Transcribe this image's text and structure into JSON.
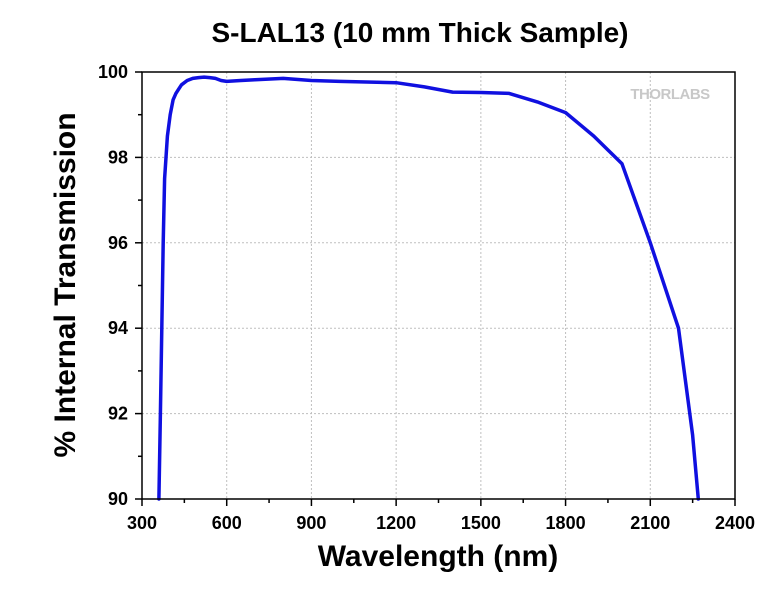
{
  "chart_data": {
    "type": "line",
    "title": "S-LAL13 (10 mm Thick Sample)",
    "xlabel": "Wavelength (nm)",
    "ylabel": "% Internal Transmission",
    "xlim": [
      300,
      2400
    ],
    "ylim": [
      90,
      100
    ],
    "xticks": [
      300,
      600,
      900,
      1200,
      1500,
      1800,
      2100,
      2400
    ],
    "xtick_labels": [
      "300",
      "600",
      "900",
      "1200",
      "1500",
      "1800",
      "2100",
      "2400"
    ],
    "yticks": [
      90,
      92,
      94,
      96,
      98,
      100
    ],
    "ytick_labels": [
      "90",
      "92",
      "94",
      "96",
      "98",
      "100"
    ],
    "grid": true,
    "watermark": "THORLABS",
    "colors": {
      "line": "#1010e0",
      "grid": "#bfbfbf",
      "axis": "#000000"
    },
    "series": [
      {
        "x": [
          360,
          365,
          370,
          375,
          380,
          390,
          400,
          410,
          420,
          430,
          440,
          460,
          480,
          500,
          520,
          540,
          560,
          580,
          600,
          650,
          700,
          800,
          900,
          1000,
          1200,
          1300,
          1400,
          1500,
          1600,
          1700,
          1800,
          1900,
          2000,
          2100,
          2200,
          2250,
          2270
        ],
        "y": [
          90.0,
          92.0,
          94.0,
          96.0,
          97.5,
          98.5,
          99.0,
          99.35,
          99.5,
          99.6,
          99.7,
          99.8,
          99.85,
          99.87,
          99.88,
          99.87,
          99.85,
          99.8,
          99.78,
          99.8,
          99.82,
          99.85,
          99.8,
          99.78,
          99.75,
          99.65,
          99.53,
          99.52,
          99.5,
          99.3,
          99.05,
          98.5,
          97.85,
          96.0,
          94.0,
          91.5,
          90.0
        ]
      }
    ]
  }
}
-*-*-
Aim of the exercise | An exact transcription of all the entries is required, without the pictures.

Correct result |
Transcribe this image's text and structure into JSON.
{
  "chart_data": {
    "type": "line",
    "title": "S-LAL13 (10 mm Thick Sample)",
    "xlabel": "Wavelength (nm)",
    "ylabel": "% Internal Transmission",
    "xlim": [
      300,
      2400
    ],
    "ylim": [
      90,
      100
    ],
    "xticks": [
      300,
      600,
      900,
      1200,
      1500,
      1800,
      2100,
      2400
    ],
    "xtick_labels": [
      "300",
      "600",
      "900",
      "1200",
      "1500",
      "1800",
      "2100",
      "2400"
    ],
    "yticks": [
      90,
      92,
      94,
      96,
      98,
      100
    ],
    "ytick_labels": [
      "90",
      "92",
      "94",
      "96",
      "98",
      "100"
    ],
    "grid": true,
    "watermark": "THORLABS",
    "colors": {
      "line": "#1010e0",
      "grid": "#bfbfbf",
      "axis": "#000000"
    },
    "series": [
      {
        "x": [
          360,
          365,
          370,
          375,
          380,
          390,
          400,
          410,
          420,
          430,
          440,
          460,
          480,
          500,
          520,
          540,
          560,
          580,
          600,
          650,
          700,
          800,
          900,
          1000,
          1200,
          1300,
          1400,
          1500,
          1600,
          1700,
          1800,
          1900,
          2000,
          2100,
          2200,
          2250,
          2270
        ],
        "y": [
          90.0,
          92.0,
          94.0,
          96.0,
          97.5,
          98.5,
          99.0,
          99.35,
          99.5,
          99.6,
          99.7,
          99.8,
          99.85,
          99.87,
          99.88,
          99.87,
          99.85,
          99.8,
          99.78,
          99.8,
          99.82,
          99.85,
          99.8,
          99.78,
          99.75,
          99.65,
          99.53,
          99.52,
          99.5,
          99.3,
          99.05,
          98.5,
          97.85,
          96.0,
          94.0,
          91.5,
          90.0
        ]
      }
    ]
  }
}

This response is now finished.